▶ _AIM_: Copy each of the entries below faithfully, setting aside any pictures.

(Saved entries)
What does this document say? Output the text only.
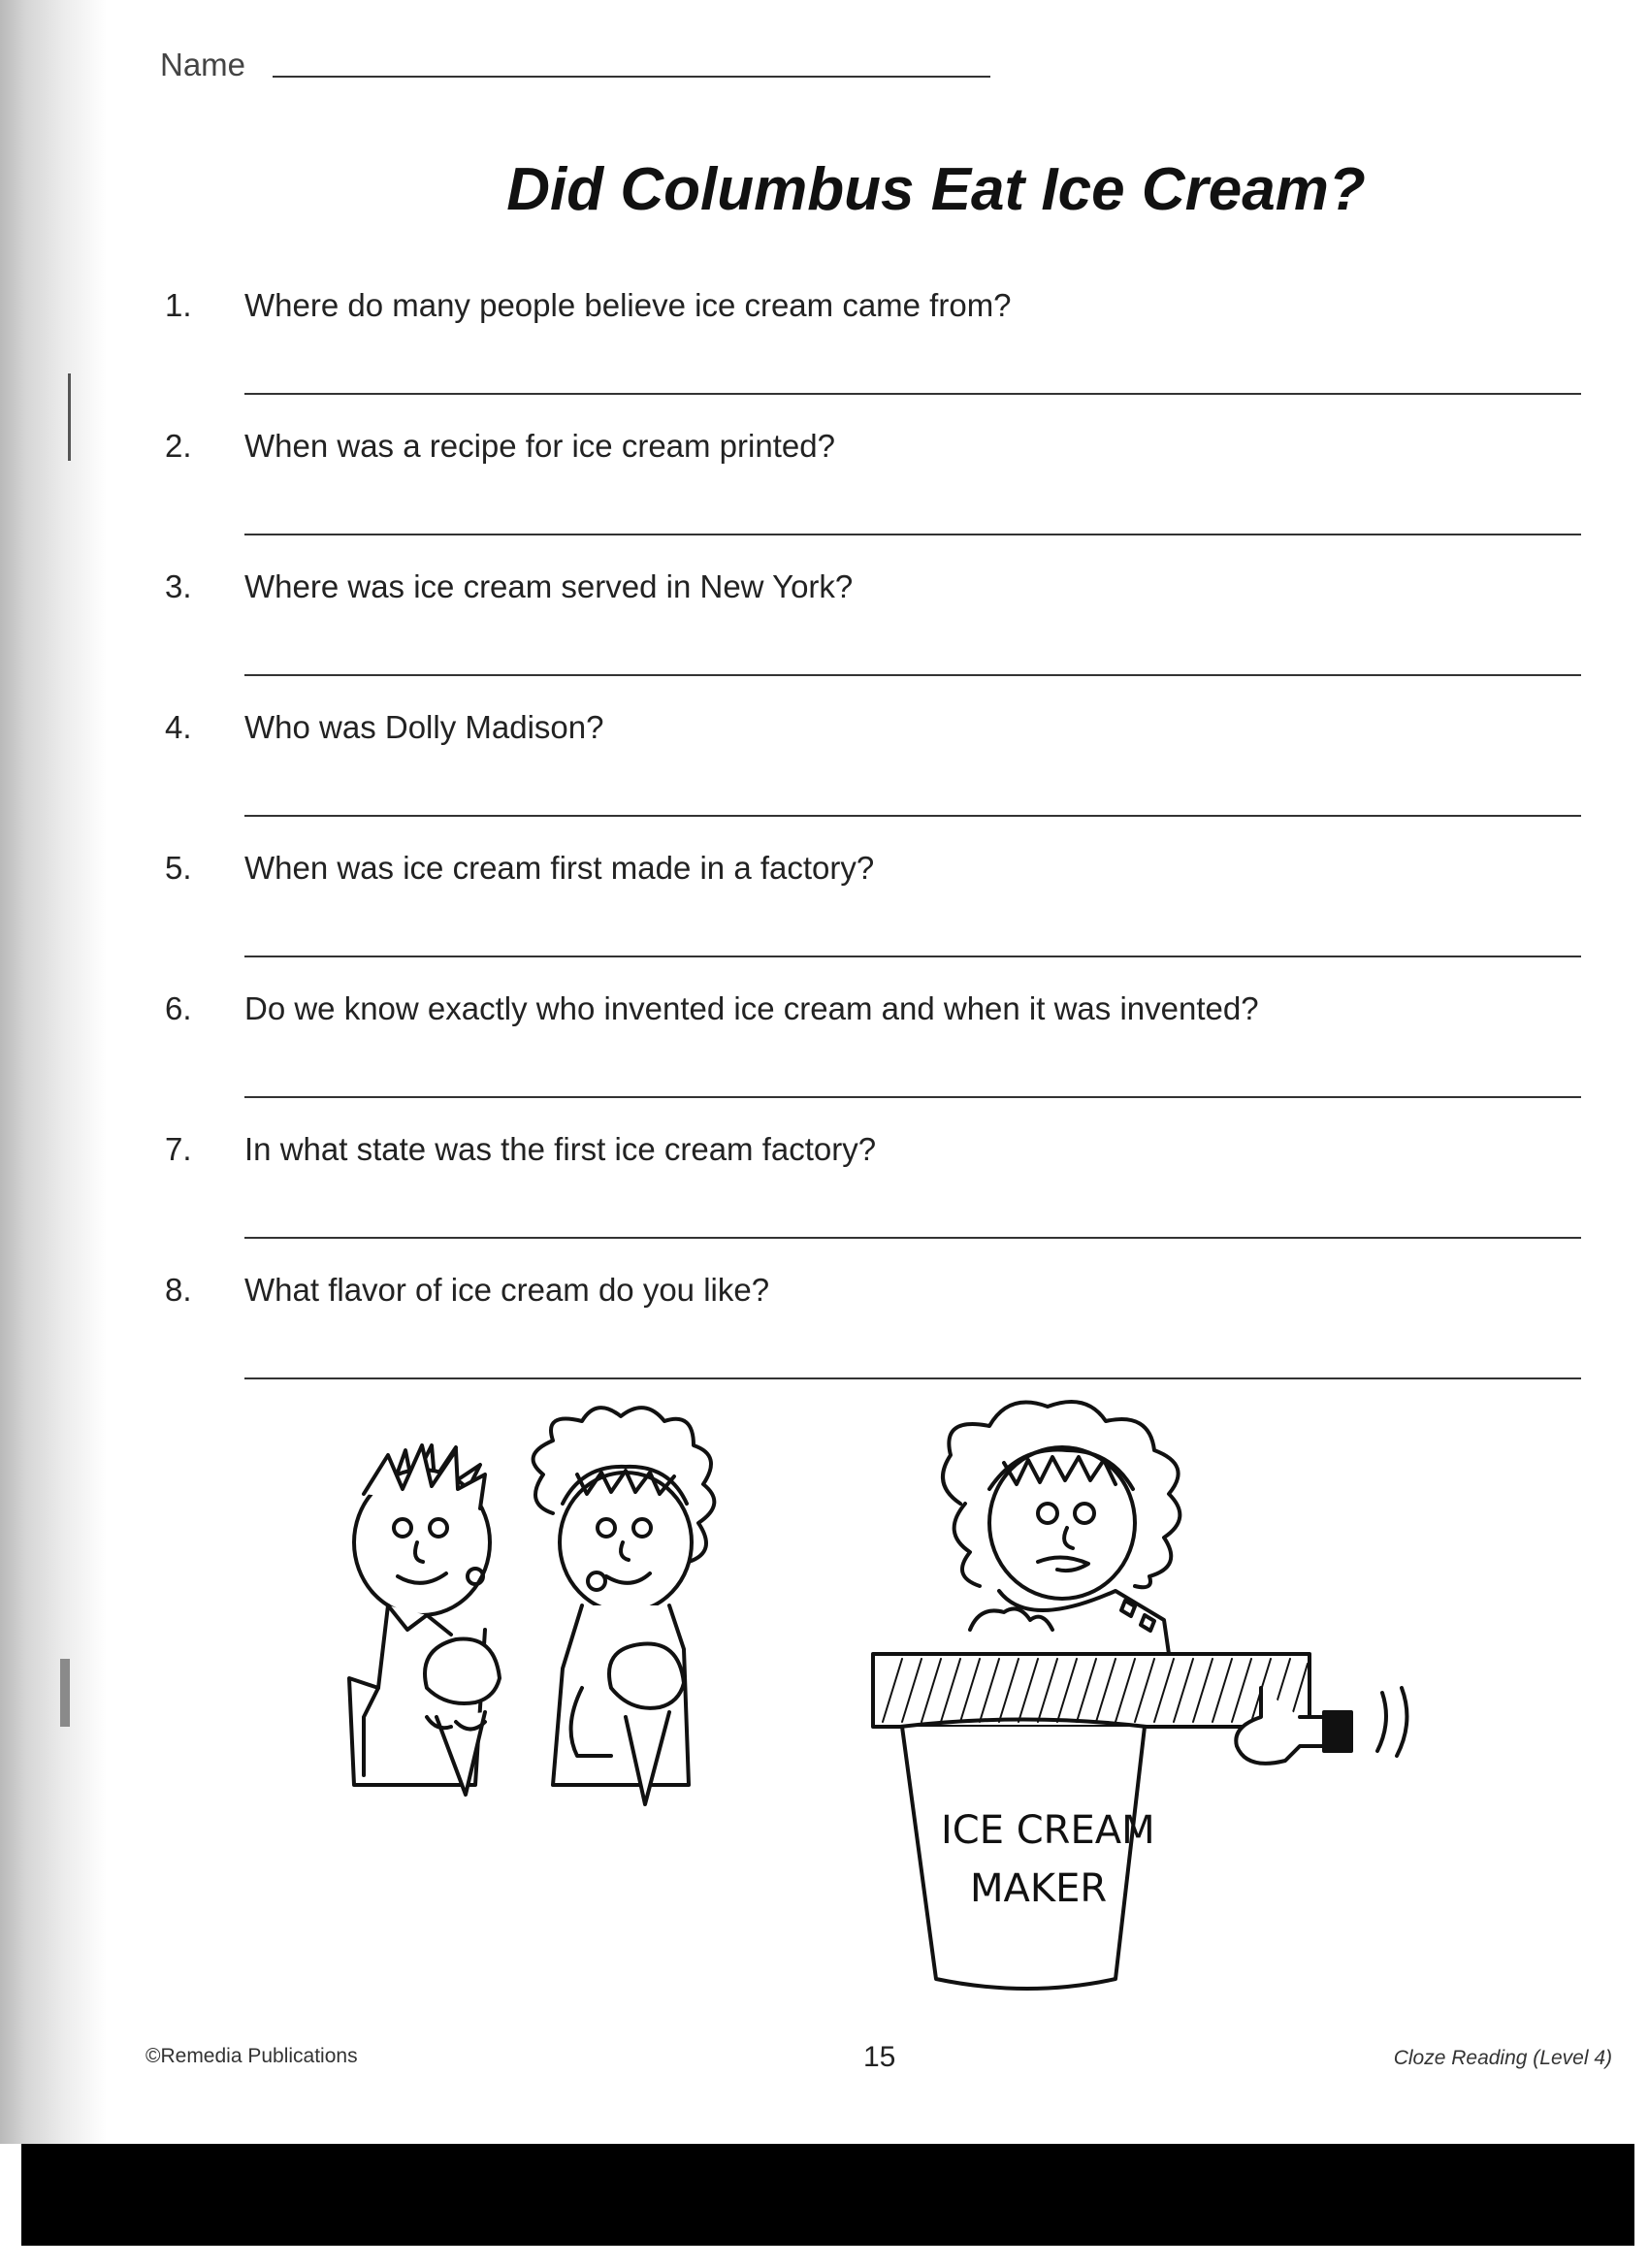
Name
Did Columbus Eat Ice Cream?
1. Where do many people believe ice cream came from?
2. When was a recipe for ice cream printed?
3. Where was ice cream served in New York?
4. Who was Dolly Madison?
5. When was ice cream first made in a factory?
6. Do we know exactly who invented ice cream and when it was invented?
7. In what state was the first ice cream factory?
8. What flavor of ice cream do you like?
ICE CREAM
MAKER
©Remedia Publications	15	Cloze Reading (Level 4)
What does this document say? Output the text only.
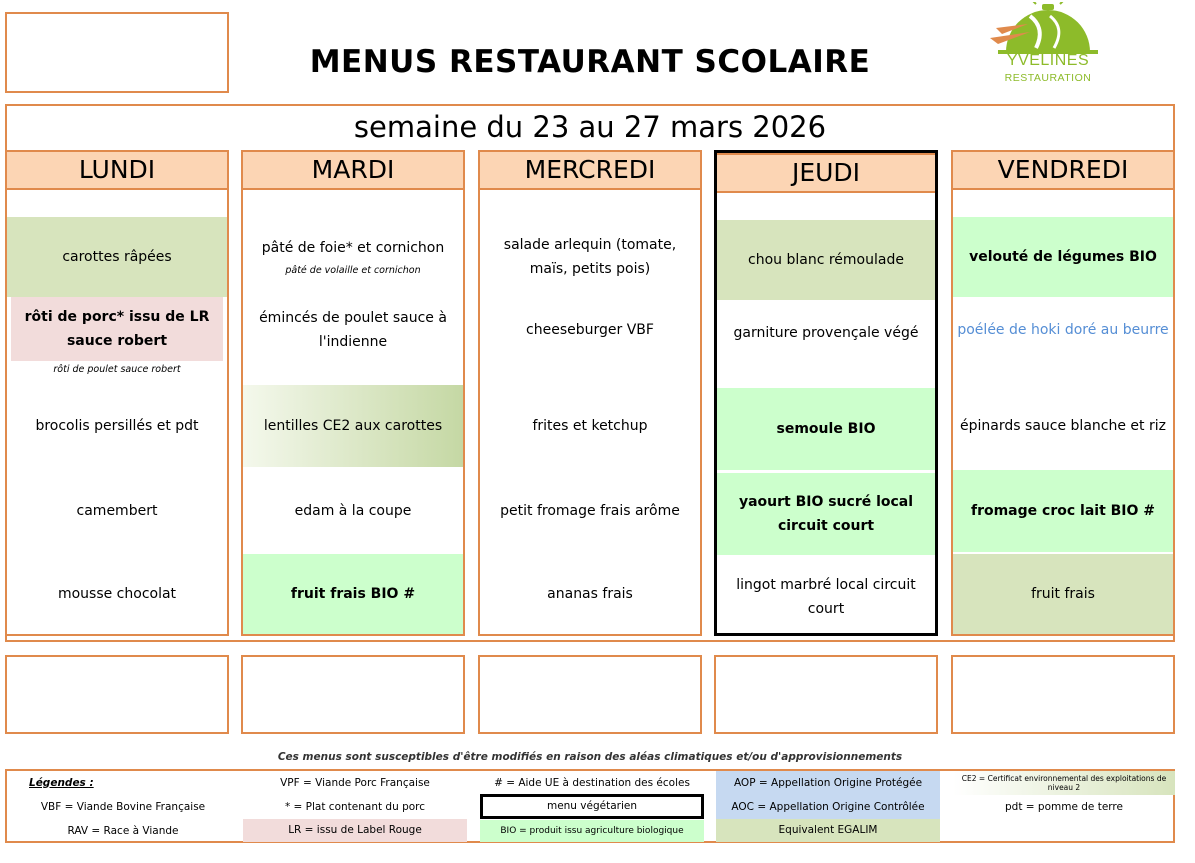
MENUS RESTAURANT SCOLAIRE	YVELINES
RESTAURATION
semaine du 23 au 27 mars 2026
LUNDI
carottes râpées
rôti de porc* issu de LR sauce robert
rôti de poulet sauce robert
brocolis persillés et pdt
camembert
mousse chocolat
MARDI
pâté de foie* et cornichon
pâté de volaille et cornichon
émincés de poulet sauce à l'indienne
lentilles CE2 aux carottes
edam à la coupe
fruit frais BIO #
MERCREDI
salade arlequin (tomate, maïs, petits pois)
cheeseburger VBF
frites et ketchup
petit fromage frais arôme
ananas frais
JEUDI
chou blanc rémoulade
garniture provençale végé
semoule BIO
yaourt BIO sucré local circuit court
lingot marbré local circuit court
VENDREDI
velouté de légumes BIO
poélée de hoki doré au beurre
épinards sauce blanche et riz
fromage croc lait BIO #
fruit frais
Ces menus sont susceptibles d'être modifiés en raison des aléas climatiques et/ou d'approvisionnements
Légendes :
VBF = Viande Bovine Française
RAV = Race à Viande
VPF = Viande Porc Française
* = Plat contenant du porc
LR = issu de Label Rouge
# = Aide UE à destination des écoles
menu végétarien
BIO = produit issu agriculture biologique
AOP = Appellation Origine Protégée
AOC = Appellation Origine Contrôlée
Equivalent EGALIM
CE2 = Certificat environnemental des exploitations de niveau 2
pdt = pomme de terre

▶ _OUTPUT OF THE EXERCISE_:
What does this document say? Output the text only.
Name
Did Columbus Eat Ice Cream?
1. Where do many people believe ice cream came from?
2. When was a recipe for ice cream printed?
3. Where was ice cream served in New York?
4. Who was Dolly Madison?
5. When was ice cream first made in a factory?
6. Do we know exactly who invented ice cream and when it was invented?
7. In what state was the first ice cream factory?
8. What flavor of ice cream do you like?
ICE CREAM
MAKER
©Remedia Publications	15	Cloze Reading (Level 4)
What does this document say? Output the text only.
MENUS RESTAURANT SCOLAIRE	YVELINES
RESTAURATION
semaine du 23 au 27 mars 2026
LUNDI
carottes râpées
rôti de porc* issu de LR sauce robert
rôti de poulet sauce robert
brocolis persillés et pdt
camembert
mousse chocolat
MARDI
pâté de foie* et cornichon
pâté de volaille et cornichon
émincés de poulet sauce à l'indienne
lentilles CE2 aux carottes
edam à la coupe
fruit frais BIO #
MERCREDI
salade arlequin (tomate, maïs, petits pois)
cheeseburger VBF
frites et ketchup
petit fromage frais arôme
ananas frais
JEUDI
chou blanc rémoulade
garniture provençale végé
semoule BIO
yaourt BIO sucré local circuit court
lingot marbré local circuit court
VENDREDI
velouté de légumes BIO
poélée de hoki doré au beurre
épinards sauce blanche et riz
fromage croc lait BIO #
fruit frais
Ces menus sont susceptibles d'être modifiés en raison des aléas climatiques et/ou d'approvisionnements
Légendes :
VBF = Viande Bovine Française
RAV = Race à Viande
VPF = Viande Porc Française
* = Plat contenant du porc
LR = issu de Label Rouge
# = Aide UE à destination des écoles
menu végétarien
BIO = produit issu agriculture biologique
AOP = Appellation Origine Protégée
AOC = Appellation Origine Contrôlée
Equivalent EGALIM
CE2 = Certificat environnemental des exploitations de niveau 2
pdt = pomme de terre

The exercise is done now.